▶ **Aim**: Extract all lines in the data that contain the word "我是一只狗".

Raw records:
● ● ● ● ●
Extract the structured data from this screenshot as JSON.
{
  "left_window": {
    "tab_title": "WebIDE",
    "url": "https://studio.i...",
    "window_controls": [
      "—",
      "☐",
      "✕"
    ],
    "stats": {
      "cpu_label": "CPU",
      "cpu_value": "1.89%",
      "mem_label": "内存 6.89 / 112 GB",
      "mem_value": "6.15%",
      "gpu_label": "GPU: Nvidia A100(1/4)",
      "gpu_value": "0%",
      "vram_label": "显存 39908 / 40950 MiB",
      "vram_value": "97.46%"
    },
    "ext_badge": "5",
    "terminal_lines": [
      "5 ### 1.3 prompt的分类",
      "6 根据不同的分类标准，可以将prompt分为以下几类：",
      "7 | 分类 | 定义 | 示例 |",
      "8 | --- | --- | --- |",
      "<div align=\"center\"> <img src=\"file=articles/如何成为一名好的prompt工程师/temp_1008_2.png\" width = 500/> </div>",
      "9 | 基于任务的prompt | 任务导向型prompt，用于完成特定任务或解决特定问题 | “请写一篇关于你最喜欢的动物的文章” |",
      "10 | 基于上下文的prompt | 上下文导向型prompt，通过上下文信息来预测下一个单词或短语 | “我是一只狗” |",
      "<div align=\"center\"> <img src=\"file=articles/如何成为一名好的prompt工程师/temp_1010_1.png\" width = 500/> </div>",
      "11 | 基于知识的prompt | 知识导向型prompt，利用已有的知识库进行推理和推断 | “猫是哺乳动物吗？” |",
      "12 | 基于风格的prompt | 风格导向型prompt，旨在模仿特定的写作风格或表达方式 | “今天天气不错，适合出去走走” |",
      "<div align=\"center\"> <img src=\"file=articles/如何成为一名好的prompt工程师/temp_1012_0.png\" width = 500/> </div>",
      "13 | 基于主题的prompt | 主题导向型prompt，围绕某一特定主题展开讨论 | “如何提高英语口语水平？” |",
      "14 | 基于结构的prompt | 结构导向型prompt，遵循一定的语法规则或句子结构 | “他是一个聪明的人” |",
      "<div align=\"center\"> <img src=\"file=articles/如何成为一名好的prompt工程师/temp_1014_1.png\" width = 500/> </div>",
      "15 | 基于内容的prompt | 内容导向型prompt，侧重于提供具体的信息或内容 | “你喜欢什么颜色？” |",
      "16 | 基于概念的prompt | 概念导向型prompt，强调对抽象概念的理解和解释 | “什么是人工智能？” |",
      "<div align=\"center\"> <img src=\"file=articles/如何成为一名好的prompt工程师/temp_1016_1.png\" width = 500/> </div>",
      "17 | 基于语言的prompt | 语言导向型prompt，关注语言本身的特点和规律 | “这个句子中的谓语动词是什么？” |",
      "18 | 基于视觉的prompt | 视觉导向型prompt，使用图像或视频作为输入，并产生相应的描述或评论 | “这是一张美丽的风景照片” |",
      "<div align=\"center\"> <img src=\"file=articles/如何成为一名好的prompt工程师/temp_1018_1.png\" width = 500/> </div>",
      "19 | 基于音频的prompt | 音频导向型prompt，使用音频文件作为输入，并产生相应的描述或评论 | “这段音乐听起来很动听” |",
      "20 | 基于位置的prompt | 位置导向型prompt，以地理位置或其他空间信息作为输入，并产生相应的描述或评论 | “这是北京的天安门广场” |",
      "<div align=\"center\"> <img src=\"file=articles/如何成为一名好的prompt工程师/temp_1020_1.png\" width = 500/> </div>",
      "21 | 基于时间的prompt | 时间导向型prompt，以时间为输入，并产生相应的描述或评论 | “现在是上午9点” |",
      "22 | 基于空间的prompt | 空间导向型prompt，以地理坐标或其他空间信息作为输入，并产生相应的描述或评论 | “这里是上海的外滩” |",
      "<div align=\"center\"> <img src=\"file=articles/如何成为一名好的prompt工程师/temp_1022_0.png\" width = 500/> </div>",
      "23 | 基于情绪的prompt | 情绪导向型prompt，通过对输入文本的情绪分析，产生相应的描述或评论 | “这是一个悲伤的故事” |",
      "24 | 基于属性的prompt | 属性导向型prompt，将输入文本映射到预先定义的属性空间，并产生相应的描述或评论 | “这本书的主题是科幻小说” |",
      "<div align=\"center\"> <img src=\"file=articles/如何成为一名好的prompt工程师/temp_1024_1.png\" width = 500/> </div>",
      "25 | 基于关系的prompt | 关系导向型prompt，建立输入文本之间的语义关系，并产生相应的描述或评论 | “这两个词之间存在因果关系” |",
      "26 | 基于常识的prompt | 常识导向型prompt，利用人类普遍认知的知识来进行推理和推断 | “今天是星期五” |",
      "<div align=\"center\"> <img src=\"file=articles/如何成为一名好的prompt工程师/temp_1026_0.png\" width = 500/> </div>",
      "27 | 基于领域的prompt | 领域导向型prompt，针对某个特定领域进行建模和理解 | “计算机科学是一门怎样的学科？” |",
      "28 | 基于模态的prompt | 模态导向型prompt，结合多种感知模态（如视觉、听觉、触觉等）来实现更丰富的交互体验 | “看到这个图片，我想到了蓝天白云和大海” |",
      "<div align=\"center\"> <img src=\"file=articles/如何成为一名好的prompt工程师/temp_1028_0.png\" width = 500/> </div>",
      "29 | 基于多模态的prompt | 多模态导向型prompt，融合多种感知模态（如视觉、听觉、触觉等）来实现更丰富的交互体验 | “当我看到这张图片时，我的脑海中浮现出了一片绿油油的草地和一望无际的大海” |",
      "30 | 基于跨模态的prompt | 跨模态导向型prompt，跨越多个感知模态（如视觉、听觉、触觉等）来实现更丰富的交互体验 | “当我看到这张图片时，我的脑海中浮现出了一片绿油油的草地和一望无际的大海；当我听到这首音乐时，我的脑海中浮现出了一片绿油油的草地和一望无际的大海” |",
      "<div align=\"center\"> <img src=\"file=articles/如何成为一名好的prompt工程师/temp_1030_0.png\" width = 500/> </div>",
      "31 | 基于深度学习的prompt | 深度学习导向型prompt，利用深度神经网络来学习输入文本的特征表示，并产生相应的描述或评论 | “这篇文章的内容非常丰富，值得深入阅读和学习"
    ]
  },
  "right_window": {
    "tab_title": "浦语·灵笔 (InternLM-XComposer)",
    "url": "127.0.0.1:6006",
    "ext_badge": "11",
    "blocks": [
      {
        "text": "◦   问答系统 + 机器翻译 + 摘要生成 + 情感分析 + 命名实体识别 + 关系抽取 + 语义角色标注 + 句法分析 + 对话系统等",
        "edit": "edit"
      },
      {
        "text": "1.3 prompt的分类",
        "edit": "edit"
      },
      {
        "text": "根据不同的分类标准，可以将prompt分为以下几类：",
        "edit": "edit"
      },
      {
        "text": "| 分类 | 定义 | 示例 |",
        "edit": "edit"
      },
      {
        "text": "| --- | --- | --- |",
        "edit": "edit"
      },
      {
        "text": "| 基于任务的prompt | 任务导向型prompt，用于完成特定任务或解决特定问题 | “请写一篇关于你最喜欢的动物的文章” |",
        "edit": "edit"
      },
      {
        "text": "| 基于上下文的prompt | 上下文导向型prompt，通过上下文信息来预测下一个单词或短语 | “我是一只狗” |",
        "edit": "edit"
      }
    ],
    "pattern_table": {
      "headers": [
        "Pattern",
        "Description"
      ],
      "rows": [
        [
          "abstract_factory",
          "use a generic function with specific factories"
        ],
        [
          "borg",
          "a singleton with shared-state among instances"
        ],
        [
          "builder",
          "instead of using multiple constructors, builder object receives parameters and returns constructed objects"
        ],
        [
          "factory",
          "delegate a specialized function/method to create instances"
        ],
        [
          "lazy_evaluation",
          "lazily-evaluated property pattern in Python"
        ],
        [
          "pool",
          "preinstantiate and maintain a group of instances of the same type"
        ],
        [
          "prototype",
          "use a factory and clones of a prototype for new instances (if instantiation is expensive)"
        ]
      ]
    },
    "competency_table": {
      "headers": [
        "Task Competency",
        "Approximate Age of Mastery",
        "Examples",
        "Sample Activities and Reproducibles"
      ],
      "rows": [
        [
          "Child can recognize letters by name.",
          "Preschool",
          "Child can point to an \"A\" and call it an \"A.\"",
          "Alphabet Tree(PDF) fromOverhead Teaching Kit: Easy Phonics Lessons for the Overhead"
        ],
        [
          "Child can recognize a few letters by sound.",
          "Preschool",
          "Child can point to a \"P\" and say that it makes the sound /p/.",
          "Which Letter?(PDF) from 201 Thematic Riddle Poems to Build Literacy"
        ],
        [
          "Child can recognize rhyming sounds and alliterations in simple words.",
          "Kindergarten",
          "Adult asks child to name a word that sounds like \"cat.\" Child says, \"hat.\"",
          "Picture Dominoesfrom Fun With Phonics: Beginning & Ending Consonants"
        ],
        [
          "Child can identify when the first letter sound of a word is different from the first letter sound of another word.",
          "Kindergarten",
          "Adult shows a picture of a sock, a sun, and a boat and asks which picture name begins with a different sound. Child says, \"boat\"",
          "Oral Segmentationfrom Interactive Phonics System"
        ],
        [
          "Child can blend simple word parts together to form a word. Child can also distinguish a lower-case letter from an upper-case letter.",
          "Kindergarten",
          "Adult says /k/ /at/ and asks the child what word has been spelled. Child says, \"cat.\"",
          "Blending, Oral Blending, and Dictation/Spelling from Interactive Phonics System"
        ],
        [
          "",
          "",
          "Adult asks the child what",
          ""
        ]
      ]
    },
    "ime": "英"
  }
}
● ● ● ● ●
▶ **Full response**:
      "10 | 基于上下文的prompt | 上下文导向型prompt，通过上下文信息来预测下一个单词或短语 | “我是一只狗” |",
        "text": "| 基于上下文的prompt | 上下文导向型prompt，通过上下文信息来预测下一个单词或短语 | “我是一只狗” |",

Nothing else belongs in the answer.